▸ Exercise objective
Look through the lines below and extract each one that contains "elementa".
- - -
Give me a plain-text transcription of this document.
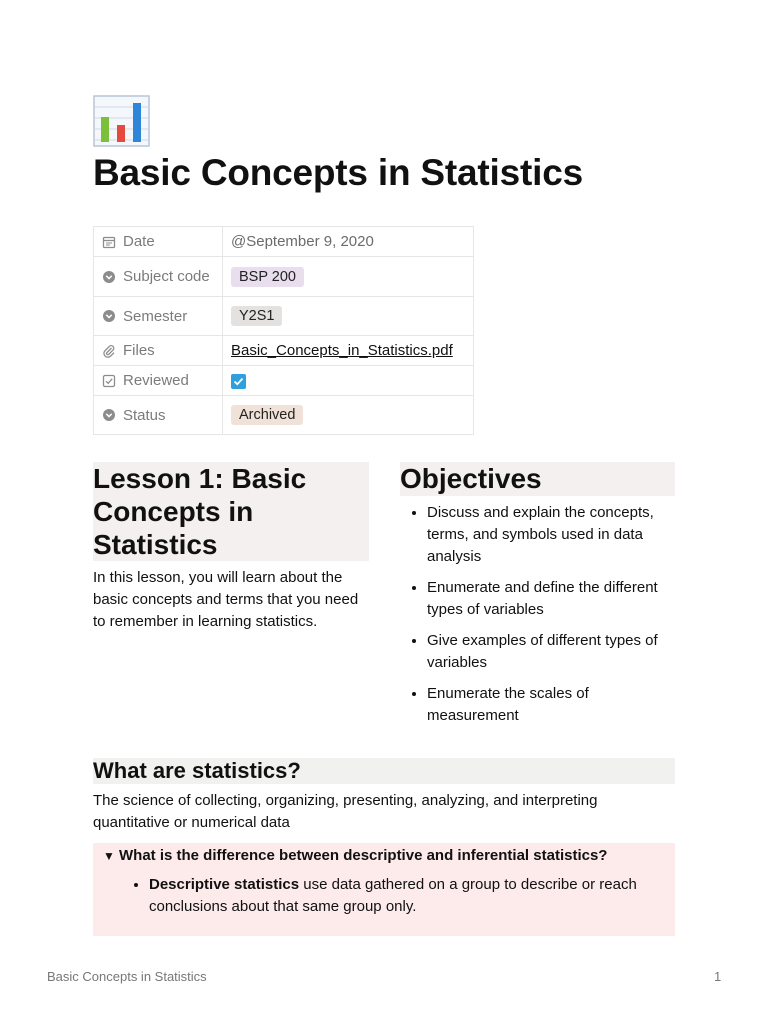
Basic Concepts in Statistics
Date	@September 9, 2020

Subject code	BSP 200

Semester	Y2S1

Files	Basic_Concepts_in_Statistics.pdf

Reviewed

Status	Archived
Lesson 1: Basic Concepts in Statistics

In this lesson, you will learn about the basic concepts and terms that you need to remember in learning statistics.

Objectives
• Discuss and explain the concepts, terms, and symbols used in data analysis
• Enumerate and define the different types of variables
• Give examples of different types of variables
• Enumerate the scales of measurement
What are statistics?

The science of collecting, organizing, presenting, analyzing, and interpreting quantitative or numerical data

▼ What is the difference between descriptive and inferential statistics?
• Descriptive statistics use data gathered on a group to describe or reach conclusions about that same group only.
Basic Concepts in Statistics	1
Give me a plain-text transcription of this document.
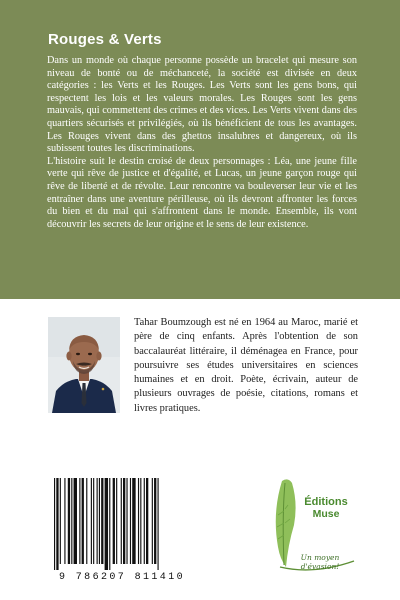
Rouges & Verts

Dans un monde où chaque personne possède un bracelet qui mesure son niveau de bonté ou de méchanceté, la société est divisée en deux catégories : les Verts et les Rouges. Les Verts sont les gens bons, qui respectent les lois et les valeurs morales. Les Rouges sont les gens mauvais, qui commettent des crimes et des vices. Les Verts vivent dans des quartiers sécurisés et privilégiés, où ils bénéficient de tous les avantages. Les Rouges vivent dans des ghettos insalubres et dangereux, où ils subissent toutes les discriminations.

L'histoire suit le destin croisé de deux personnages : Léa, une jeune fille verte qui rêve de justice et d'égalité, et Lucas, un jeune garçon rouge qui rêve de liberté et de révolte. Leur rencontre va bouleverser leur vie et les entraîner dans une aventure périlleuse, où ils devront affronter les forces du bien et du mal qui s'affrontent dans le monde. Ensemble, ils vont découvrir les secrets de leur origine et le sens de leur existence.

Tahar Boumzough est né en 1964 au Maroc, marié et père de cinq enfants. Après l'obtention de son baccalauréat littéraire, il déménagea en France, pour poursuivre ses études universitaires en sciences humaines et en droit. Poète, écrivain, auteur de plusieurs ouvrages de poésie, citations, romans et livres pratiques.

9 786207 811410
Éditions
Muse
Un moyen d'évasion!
- - -
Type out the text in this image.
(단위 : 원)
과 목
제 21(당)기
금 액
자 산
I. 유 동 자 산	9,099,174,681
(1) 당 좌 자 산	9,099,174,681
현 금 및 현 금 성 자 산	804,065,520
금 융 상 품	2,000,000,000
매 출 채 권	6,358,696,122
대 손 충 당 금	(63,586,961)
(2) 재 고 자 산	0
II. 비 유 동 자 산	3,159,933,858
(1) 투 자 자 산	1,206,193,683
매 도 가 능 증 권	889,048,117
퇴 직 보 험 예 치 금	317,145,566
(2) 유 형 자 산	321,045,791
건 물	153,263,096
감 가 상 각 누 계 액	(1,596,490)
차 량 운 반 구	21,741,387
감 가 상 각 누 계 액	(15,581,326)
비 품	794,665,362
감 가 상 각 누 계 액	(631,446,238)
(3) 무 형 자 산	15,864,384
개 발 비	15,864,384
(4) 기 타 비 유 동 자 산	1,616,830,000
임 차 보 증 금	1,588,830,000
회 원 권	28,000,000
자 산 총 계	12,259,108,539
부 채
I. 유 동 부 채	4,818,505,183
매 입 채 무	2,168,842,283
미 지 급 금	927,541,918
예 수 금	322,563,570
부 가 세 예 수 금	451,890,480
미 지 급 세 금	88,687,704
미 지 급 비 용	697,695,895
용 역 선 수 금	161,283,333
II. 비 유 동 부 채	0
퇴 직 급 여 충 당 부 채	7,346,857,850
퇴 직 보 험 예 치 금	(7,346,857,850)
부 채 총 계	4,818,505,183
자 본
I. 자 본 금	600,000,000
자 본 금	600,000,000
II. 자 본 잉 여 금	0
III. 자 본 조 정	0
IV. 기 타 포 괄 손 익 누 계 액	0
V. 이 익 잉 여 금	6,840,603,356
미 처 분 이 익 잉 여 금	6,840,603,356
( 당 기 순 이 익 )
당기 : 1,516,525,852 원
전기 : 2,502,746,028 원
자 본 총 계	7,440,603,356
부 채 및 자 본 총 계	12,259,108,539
- - -
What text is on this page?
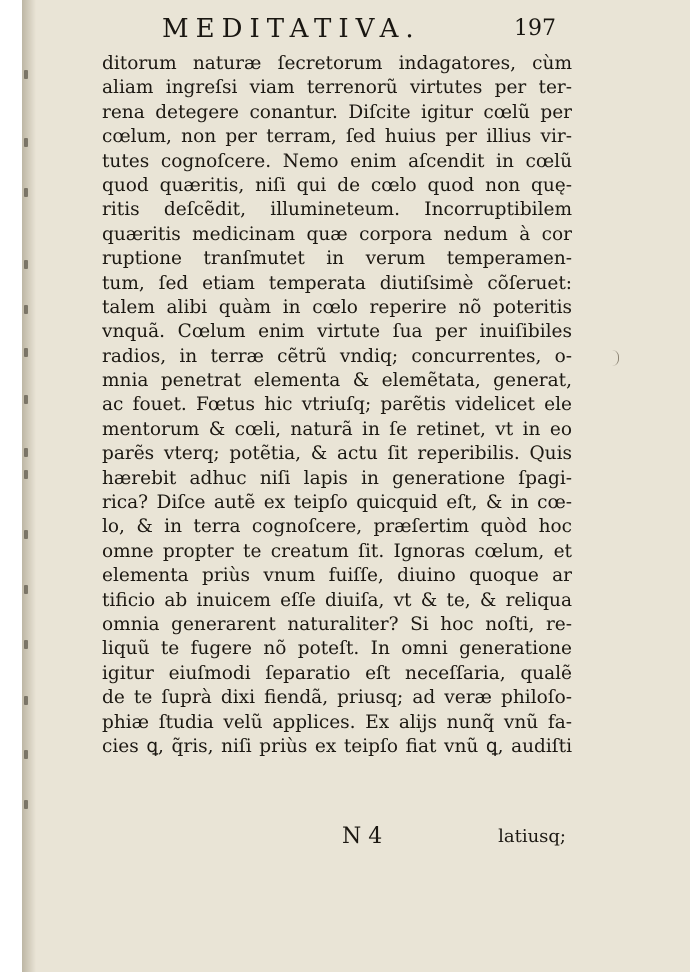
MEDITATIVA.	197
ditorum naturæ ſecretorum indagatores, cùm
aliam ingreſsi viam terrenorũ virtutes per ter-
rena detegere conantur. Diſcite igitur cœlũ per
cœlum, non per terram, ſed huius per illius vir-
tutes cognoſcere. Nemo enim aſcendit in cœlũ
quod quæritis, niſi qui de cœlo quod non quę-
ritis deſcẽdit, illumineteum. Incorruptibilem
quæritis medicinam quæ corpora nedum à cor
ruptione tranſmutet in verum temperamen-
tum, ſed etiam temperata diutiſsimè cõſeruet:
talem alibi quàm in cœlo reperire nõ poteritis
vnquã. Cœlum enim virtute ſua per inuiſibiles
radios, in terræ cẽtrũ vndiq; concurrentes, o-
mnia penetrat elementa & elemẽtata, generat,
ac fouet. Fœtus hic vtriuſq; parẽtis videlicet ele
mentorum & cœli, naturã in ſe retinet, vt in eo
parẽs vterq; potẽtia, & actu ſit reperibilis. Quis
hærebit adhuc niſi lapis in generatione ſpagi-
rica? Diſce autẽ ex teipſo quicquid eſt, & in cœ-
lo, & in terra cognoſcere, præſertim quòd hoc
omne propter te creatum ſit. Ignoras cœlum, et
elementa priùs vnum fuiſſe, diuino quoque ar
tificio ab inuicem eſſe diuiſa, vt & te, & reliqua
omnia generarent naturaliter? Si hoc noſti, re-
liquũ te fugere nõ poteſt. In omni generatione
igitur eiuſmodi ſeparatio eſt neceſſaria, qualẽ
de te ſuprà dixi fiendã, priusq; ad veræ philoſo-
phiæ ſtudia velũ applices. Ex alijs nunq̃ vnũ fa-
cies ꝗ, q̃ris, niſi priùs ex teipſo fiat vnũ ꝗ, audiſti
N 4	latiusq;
- - -
▸ Task result
mnia penetrat elementa & elemẽtata, generat,
elementa priùs vnum fuiſſe, diuino quoque ar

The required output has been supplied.